**Set problem**
Write out the records below once more, exactly as they stand.

Figure record extracts
++++++++
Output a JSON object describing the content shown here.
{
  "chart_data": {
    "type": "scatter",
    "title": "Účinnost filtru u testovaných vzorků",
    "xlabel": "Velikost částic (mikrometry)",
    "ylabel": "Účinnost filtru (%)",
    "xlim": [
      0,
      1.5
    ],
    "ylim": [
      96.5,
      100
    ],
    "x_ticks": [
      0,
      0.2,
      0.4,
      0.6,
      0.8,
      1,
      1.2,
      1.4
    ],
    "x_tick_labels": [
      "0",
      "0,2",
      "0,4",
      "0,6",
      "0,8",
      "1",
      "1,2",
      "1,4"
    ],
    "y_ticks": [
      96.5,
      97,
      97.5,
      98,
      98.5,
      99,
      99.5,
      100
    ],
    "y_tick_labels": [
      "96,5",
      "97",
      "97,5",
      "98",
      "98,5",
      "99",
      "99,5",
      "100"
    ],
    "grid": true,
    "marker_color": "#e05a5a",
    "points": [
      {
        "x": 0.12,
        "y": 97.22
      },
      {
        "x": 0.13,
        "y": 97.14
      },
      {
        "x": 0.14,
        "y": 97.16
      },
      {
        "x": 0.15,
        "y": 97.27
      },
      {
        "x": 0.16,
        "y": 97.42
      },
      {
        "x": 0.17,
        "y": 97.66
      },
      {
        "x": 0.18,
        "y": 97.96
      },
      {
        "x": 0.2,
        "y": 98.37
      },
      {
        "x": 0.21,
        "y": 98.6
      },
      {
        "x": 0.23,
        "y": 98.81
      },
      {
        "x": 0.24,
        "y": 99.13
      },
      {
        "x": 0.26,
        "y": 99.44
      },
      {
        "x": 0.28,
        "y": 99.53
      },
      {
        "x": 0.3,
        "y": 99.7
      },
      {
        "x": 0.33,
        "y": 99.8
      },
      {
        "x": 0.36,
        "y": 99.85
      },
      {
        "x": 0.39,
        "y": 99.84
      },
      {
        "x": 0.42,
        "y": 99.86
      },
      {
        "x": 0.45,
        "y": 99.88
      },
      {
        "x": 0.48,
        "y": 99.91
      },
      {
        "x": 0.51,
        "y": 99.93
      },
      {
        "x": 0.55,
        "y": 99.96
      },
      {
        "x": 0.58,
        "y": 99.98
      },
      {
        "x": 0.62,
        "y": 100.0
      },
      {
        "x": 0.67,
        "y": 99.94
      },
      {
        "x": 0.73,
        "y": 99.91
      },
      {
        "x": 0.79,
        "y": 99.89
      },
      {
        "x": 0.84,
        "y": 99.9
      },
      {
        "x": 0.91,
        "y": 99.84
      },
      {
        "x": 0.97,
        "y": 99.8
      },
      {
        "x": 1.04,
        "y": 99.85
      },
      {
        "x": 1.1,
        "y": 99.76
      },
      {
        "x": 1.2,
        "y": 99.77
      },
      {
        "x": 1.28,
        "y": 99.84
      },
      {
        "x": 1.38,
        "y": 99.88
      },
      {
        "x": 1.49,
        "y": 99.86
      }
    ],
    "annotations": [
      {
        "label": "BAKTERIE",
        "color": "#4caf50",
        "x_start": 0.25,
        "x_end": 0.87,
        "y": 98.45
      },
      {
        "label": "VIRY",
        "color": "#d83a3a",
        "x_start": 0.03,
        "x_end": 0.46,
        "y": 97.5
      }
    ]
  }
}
++++++++
**Task solution**
Output a JSON object describing the content shown here.
{
  "chart_data": {
    "type": "scatter",
    "title": "Účinnost filtru u testovaných vzorků",
    "xlabel": "Velikost částic (mikrometry)",
    "ylabel": "Účinnost filtru (%)",
    "xlim": [
      0,
      1.5
    ],
    "ylim": [
      96.5,
      100
    ],
    "x_ticks": [
      0,
      0.2,
      0.4,
      0.6,
      0.8,
      1,
      1.2,
      1.4
    ],
    "x_tick_labels": [
      "0",
      "0,2",
      "0,4",
      "0,6",
      "0,8",
      "1",
      "1,2",
      "1,4"
    ],
    "y_ticks": [
      96.5,
      97,
      97.5,
      98,
      98.5,
      99,
      99.5,
      100
    ],
    "y_tick_labels": [
      "96,5",
      "97",
      "97,5",
      "98",
      "98,5",
      "99",
      "99,5",
      "100"
    ],
    "grid": true,
    "marker_color": "#e05a5a",
    "points": [
      {
        "x": 0.12,
        "y": 97.22
      },
      {
        "x": 0.13,
        "y": 97.14
      },
      {
        "x": 0.14,
        "y": 97.16
      },
      {
        "x": 0.15,
        "y": 97.27
      },
      {
        "x": 0.16,
        "y": 97.42
      },
      {
        "x": 0.17,
        "y": 97.66
      },
      {
        "x": 0.18,
        "y": 97.96
      },
      {
        "x": 0.2,
        "y": 98.37
      },
      {
        "x": 0.21,
        "y": 98.6
      },
      {
        "x": 0.23,
        "y": 98.81
      },
      {
        "x": 0.24,
        "y": 99.13
      },
      {
        "x": 0.26,
        "y": 99.44
      },
      {
        "x": 0.28,
        "y": 99.53
      },
      {
        "x": 0.3,
        "y": 99.7
      },
      {
        "x": 0.33,
        "y": 99.8
      },
      {
        "x": 0.36,
        "y": 99.85
      },
      {
        "x": 0.39,
        "y": 99.84
      },
      {
        "x": 0.42,
        "y": 99.86
      },
      {
        "x": 0.45,
        "y": 99.88
      },
      {
        "x": 0.48,
        "y": 99.91
      },
      {
        "x": 0.51,
        "y": 99.93
      },
      {
        "x": 0.55,
        "y": 99.96
      },
      {
        "x": 0.58,
        "y": 99.98
      },
      {
        "x": 0.62,
        "y": 100.0
      },
      {
        "x": 0.67,
        "y": 99.94
      },
      {
        "x": 0.73,
        "y": 99.91
      },
      {
        "x": 0.79,
        "y": 99.89
      },
      {
        "x": 0.84,
        "y": 99.9
      },
      {
        "x": 0.91,
        "y": 99.84
      },
      {
        "x": 0.97,
        "y": 99.8
      },
      {
        "x": 1.04,
        "y": 99.85
      },
      {
        "x": 1.1,
        "y": 99.76
      },
      {
        "x": 1.2,
        "y": 99.77
      },
      {
        "x": 1.28,
        "y": 99.84
      },
      {
        "x": 1.38,
        "y": 99.88
      },
      {
        "x": 1.49,
        "y": 99.86
      }
    ],
    "annotations": [
      {
        "label": "BAKTERIE",
        "color": "#4caf50",
        "x_start": 0.25,
        "x_end": 0.87,
        "y": 98.45
      },
      {
        "label": "VIRY",
        "color": "#d83a3a",
        "x_start": 0.03,
        "x_end": 0.46,
        "y": 97.5
      }
    ]
  }
}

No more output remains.